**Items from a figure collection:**
——
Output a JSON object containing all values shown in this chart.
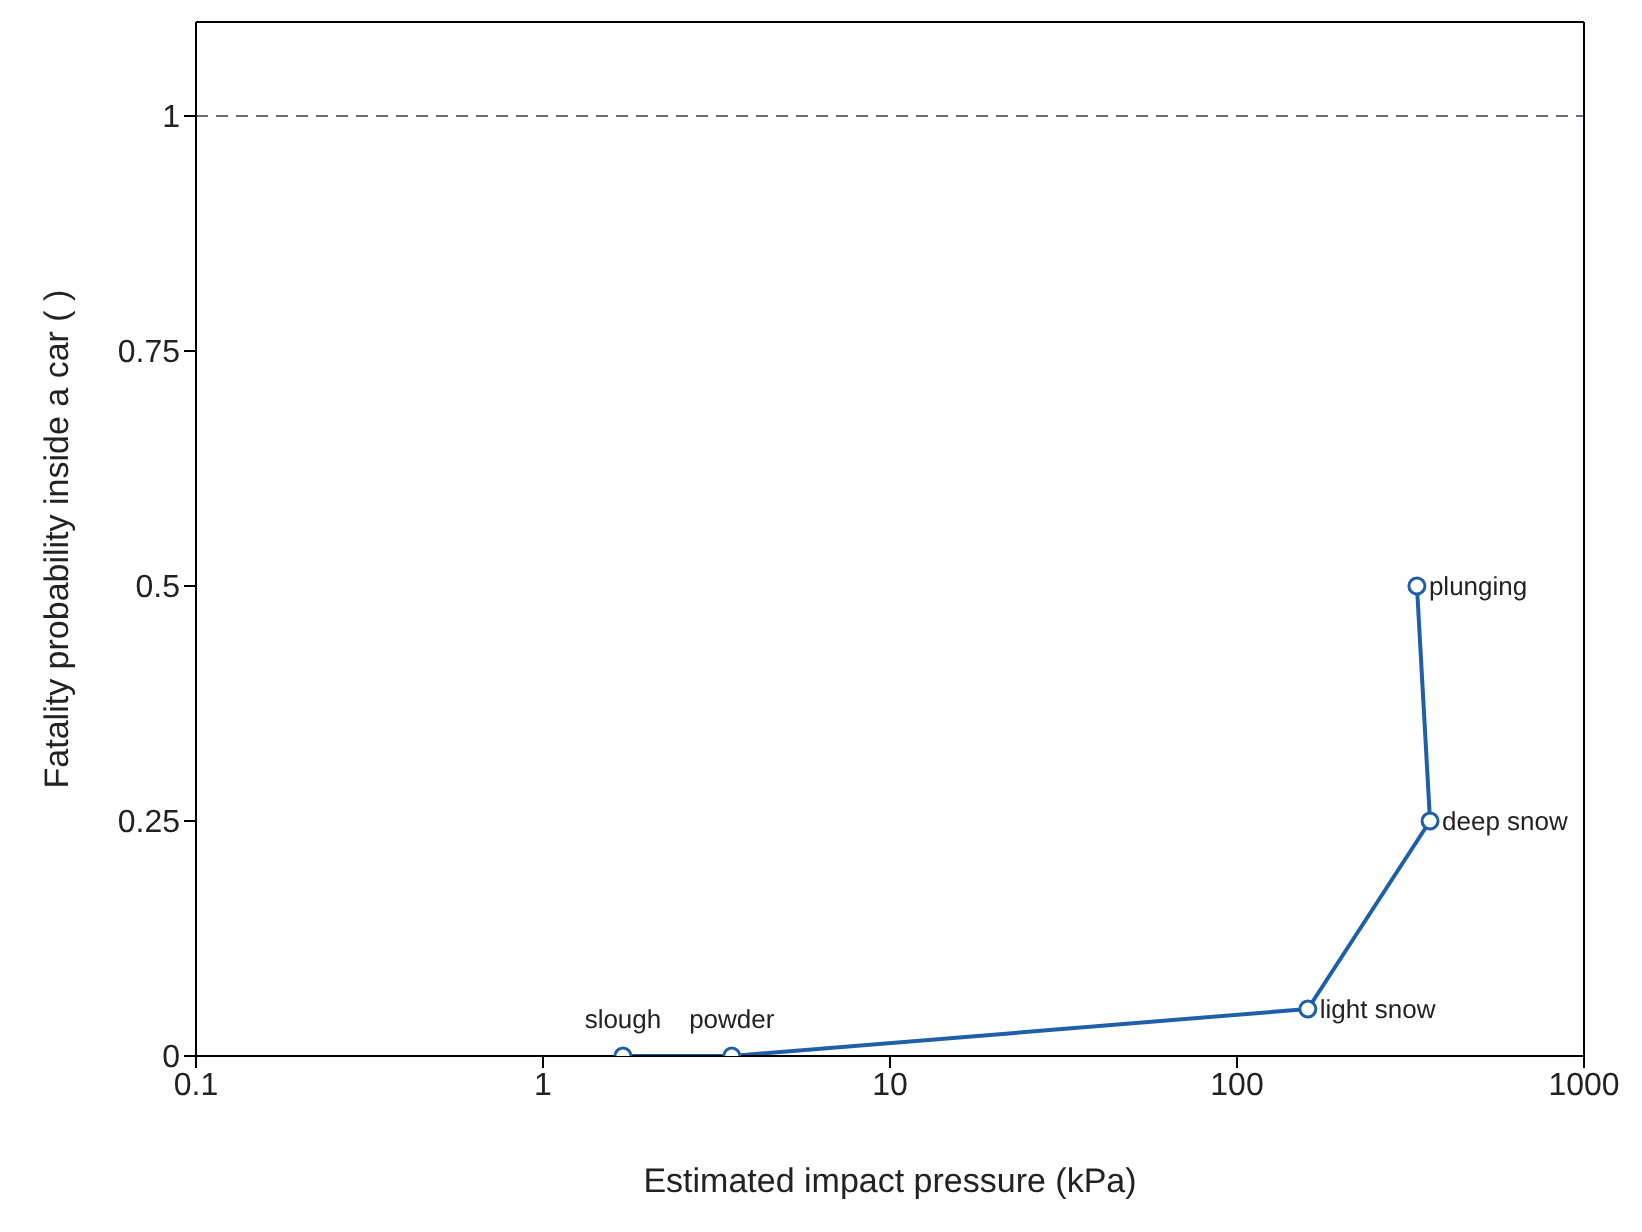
{
  "chart_data": {
    "type": "line",
    "xlabel": "Estimated impact pressure (kPa)",
    "ylabel": "Fatality probability inside a car ( )",
    "x": [
      1.7,
      3.5,
      160,
      360,
      330
    ],
    "series": [
      {
        "color": "#1f5fa8",
        "values": [
          0,
          0,
          0.05,
          0.25,
          0.5
        ]
      }
    ],
    "log": "x",
    "xlim": [
      0.1,
      1000
    ],
    "xticks": [
      0.1,
      1,
      10,
      100,
      1000
    ],
    "ylim": [
      0,
      1.1
    ],
    "yticks": [
      0,
      0.25,
      0.5,
      0.75,
      1
    ],
    "marker": "circle",
    "line_style": "solid",
    "grid": false,
    "legend": false,
    "ref_lines": [
      {
        "axis": "y",
        "value": 1,
        "color": "#6a6a8a",
        "line_style": "dashed"
      }
    ],
    "annotations": [
      {
        "text": "slough",
        "x": 1.7,
        "y": 0
      },
      {
        "text": "powder",
        "x": 3.5,
        "y": 0
      },
      {
        "text": "light snow",
        "x": 160,
        "y": 0.05
      },
      {
        "text": "deep snow",
        "x": 360,
        "y": 0.25
      },
      {
        "text": "plunging",
        "x": 330,
        "y": 0.5
      }
    ]
  }
}
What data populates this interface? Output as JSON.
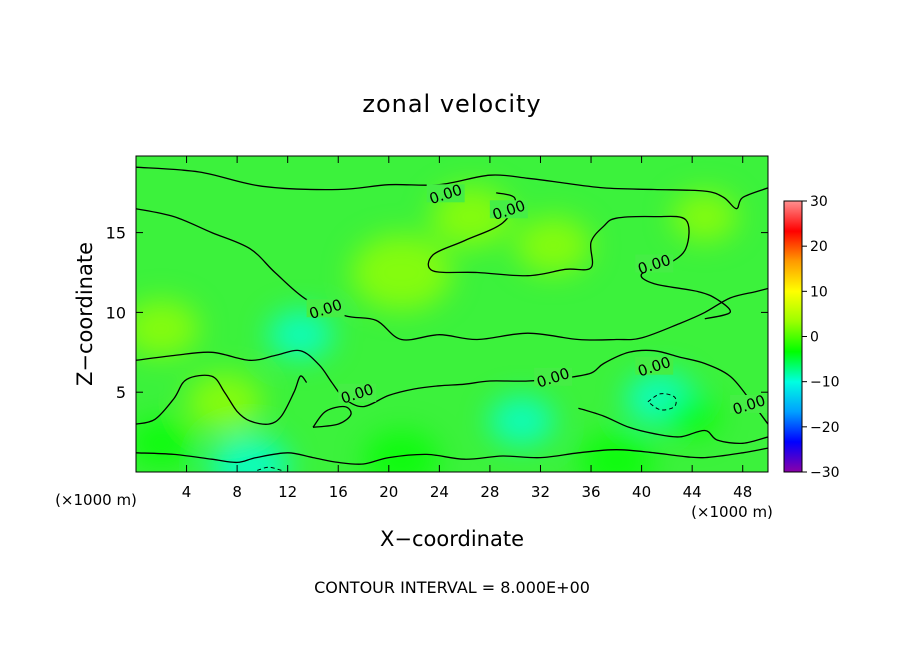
{
  "chart_data": {
    "type": "heatmap",
    "title": "zonal velocity",
    "xlabel": "X−coordinate",
    "ylabel": "Z−coordinate",
    "x_unit_left": "(×1000 m)",
    "x_unit_right": "(×1000 m)",
    "footer": "CONTOUR INTERVAL = 8.000E+00",
    "xlim": [
      0,
      50
    ],
    "ylim": [
      0,
      19.8
    ],
    "x_ticks": [
      "4",
      "8",
      "12",
      "16",
      "20",
      "24",
      "28",
      "32",
      "36",
      "40",
      "44",
      "48"
    ],
    "x_tick_values": [
      4,
      8,
      12,
      16,
      20,
      24,
      28,
      32,
      36,
      40,
      44,
      48
    ],
    "y_ticks": [
      "5",
      "10",
      "15"
    ],
    "y_tick_values": [
      5,
      10,
      15
    ],
    "colorbar": {
      "min": -30,
      "max": 30,
      "tick_labels": [
        "30",
        "20",
        "10",
        "0",
        "−10",
        "−20",
        "−30"
      ],
      "tick_values": [
        30,
        20,
        10,
        0,
        -10,
        -20,
        -30
      ],
      "colors": [
        "#8a00a8",
        "#0000ff",
        "#00a0ff",
        "#00ffe0",
        "#00ff00",
        "#9cff00",
        "#ffff00",
        "#ff9a00",
        "#ff0000",
        "#ff9090"
      ]
    },
    "contour_labels": [
      {
        "text": "0.00",
        "x": 24.5,
        "y": 17.4
      },
      {
        "text": "0.00",
        "x": 29.5,
        "y": 16.4
      },
      {
        "text": "0.00",
        "x": 41.0,
        "y": 13.0
      },
      {
        "text": "0.00",
        "x": 15.0,
        "y": 10.2
      },
      {
        "text": "0.00",
        "x": 17.5,
        "y": 4.9
      },
      {
        "text": "0.00",
        "x": 33.0,
        "y": 5.9
      },
      {
        "text": "0.00",
        "x": 41.0,
        "y": 6.6
      },
      {
        "text": "0.00",
        "x": 48.5,
        "y": 4.2
      }
    ],
    "contours": [
      [
        [
          0,
          16.5
        ],
        [
          3,
          16.0
        ],
        [
          6,
          15.0
        ],
        [
          9,
          14.0
        ],
        [
          11,
          12.5
        ],
        [
          13.5,
          10.8
        ],
        [
          16.5,
          9.8
        ],
        [
          19,
          9.5
        ],
        [
          21,
          8.3
        ],
        [
          24,
          8.6
        ],
        [
          27,
          8.3
        ],
        [
          31,
          8.7
        ],
        [
          35,
          8.3
        ],
        [
          38,
          8.3
        ],
        [
          40,
          8.4
        ],
        [
          43,
          9.3
        ],
        [
          45,
          10.0
        ],
        [
          47,
          10.9
        ],
        [
          49,
          11.3
        ],
        [
          50,
          11.5
        ]
      ],
      [
        [
          0,
          19.1
        ],
        [
          5,
          18.8
        ],
        [
          10,
          17.9
        ],
        [
          16,
          17.7
        ],
        [
          20,
          18.0
        ],
        [
          24,
          18.0
        ],
        [
          28,
          18.6
        ],
        [
          31,
          18.4
        ],
        [
          33,
          18.2
        ],
        [
          37,
          17.8
        ],
        [
          41,
          17.7
        ],
        [
          45,
          17.6
        ],
        [
          46.5,
          17.2
        ],
        [
          47.5,
          16.5
        ],
        [
          48,
          17.2
        ],
        [
          50,
          17.8
        ]
      ],
      [
        [
          28.5,
          17.5
        ],
        [
          30,
          17.1
        ],
        [
          29,
          15.6
        ],
        [
          26,
          14.5
        ],
        [
          23.5,
          13.6
        ],
        [
          23.5,
          12.6
        ],
        [
          27,
          12.5
        ],
        [
          31,
          12.3
        ],
        [
          34,
          12.7
        ],
        [
          36,
          12.8
        ],
        [
          36,
          14.4
        ],
        [
          37,
          15.4
        ],
        [
          38,
          15.9
        ],
        [
          41,
          16.0
        ],
        [
          43.5,
          15.8
        ],
        [
          43.5,
          14.0
        ],
        [
          42,
          13.0
        ],
        [
          40,
          12.4
        ],
        [
          41,
          11.8
        ],
        [
          44.5,
          11.3
        ],
        [
          46,
          10.8
        ],
        [
          47,
          10.0
        ],
        [
          45,
          9.6
        ]
      ],
      [
        [
          0,
          7.0
        ],
        [
          3,
          7.3
        ],
        [
          6,
          7.5
        ],
        [
          9,
          7.0
        ],
        [
          11,
          7.3
        ],
        [
          13,
          7.6
        ],
        [
          14.5,
          6.7
        ],
        [
          15.5,
          5.6
        ],
        [
          16.5,
          4.6
        ],
        [
          18,
          4.1
        ],
        [
          20,
          4.8
        ],
        [
          22,
          5.2
        ],
        [
          24,
          5.4
        ],
        [
          26,
          5.5
        ],
        [
          28,
          5.7
        ],
        [
          31,
          5.7
        ],
        [
          34,
          5.9
        ],
        [
          36,
          6.2
        ],
        [
          37,
          6.8
        ],
        [
          39,
          7.5
        ],
        [
          41,
          7.6
        ],
        [
          43,
          7.2
        ],
        [
          45,
          6.8
        ],
        [
          47,
          6.0
        ],
        [
          48.5,
          4.6
        ],
        [
          50,
          3.0
        ]
      ],
      [
        [
          0,
          3.0
        ],
        [
          1.5,
          3.3
        ],
        [
          3,
          4.6
        ],
        [
          4,
          5.8
        ],
        [
          6,
          6.0
        ],
        [
          7,
          5.0
        ],
        [
          8,
          3.8
        ],
        [
          9,
          3.2
        ],
        [
          10.5,
          3.0
        ],
        [
          11.5,
          3.5
        ],
        [
          12.5,
          5.0
        ],
        [
          13,
          6.0
        ],
        [
          13.5,
          5.6
        ]
      ],
      [
        [
          0,
          1.2
        ],
        [
          3,
          1.1
        ],
        [
          6,
          0.8
        ],
        [
          8,
          0.6
        ],
        [
          9.5,
          0.9
        ],
        [
          12,
          1.2
        ],
        [
          14,
          0.9
        ],
        [
          16,
          0.6
        ],
        [
          18,
          0.5
        ],
        [
          20,
          0.9
        ],
        [
          23,
          1.1
        ],
        [
          26,
          0.8
        ],
        [
          29,
          1.0
        ],
        [
          32,
          0.9
        ],
        [
          35,
          1.2
        ],
        [
          38,
          1.4
        ],
        [
          41,
          1.2
        ],
        [
          43,
          1.0
        ],
        [
          45,
          0.9
        ],
        [
          48,
          1.2
        ],
        [
          50,
          1.5
        ]
      ],
      [
        [
          14,
          2.8
        ],
        [
          15,
          3.8
        ],
        [
          16.5,
          4.1
        ],
        [
          17,
          3.6
        ],
        [
          16,
          3.0
        ],
        [
          14,
          2.8
        ]
      ],
      [
        [
          35,
          4.0
        ],
        [
          37,
          3.5
        ],
        [
          39,
          2.8
        ],
        [
          41,
          2.4
        ],
        [
          43,
          2.2
        ],
        [
          45,
          2.6
        ],
        [
          46,
          2.0
        ],
        [
          48,
          1.8
        ],
        [
          50,
          2.2
        ]
      ]
    ],
    "dashed_contours": [
      [
        [
          40.5,
          4.4
        ],
        [
          41.5,
          4.9
        ],
        [
          42.6,
          4.7
        ],
        [
          42.6,
          4.1
        ],
        [
          41.5,
          3.9
        ],
        [
          40.5,
          4.4
        ]
      ],
      [
        [
          9.6,
          0.1
        ],
        [
          10.5,
          0.3
        ],
        [
          11.5,
          0.1
        ]
      ]
    ],
    "color_blobs": [
      {
        "x": 13,
        "y": 8.6,
        "v": -8,
        "r": 2.6
      },
      {
        "x": 30.5,
        "y": 3.2,
        "v": -9,
        "r": 2.6
      },
      {
        "x": 41.5,
        "y": 4.6,
        "v": -11,
        "r": 2.8
      },
      {
        "x": 9,
        "y": 0.4,
        "v": -7,
        "r": 3.2
      },
      {
        "x": 2,
        "y": 1.8,
        "v": -5,
        "r": 2.6
      },
      {
        "x": 21,
        "y": 0.8,
        "v": -6,
        "r": 3
      },
      {
        "x": 38,
        "y": 0.7,
        "v": -5,
        "r": 3
      },
      {
        "x": 44,
        "y": 3.5,
        "v": -6,
        "r": 2.2
      },
      {
        "x": 26.5,
        "y": 16.0,
        "v": 5,
        "r": 3.2
      },
      {
        "x": 21,
        "y": 12.5,
        "v": 4,
        "r": 4
      },
      {
        "x": 7,
        "y": 4.4,
        "v": 5,
        "r": 3
      },
      {
        "x": 33,
        "y": 14.2,
        "v": 4,
        "r": 3
      },
      {
        "x": 45,
        "y": 16.0,
        "v": 4,
        "r": 2.6
      },
      {
        "x": 2,
        "y": 9,
        "v": 3,
        "r": 3
      }
    ]
  }
}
——
**Goal:** Locate the word "this" in the records and collect each line it appears in.

**Right answer:**
Output a JSON object containing all values shown in this chart.
What data populates this interface? Output as JSON.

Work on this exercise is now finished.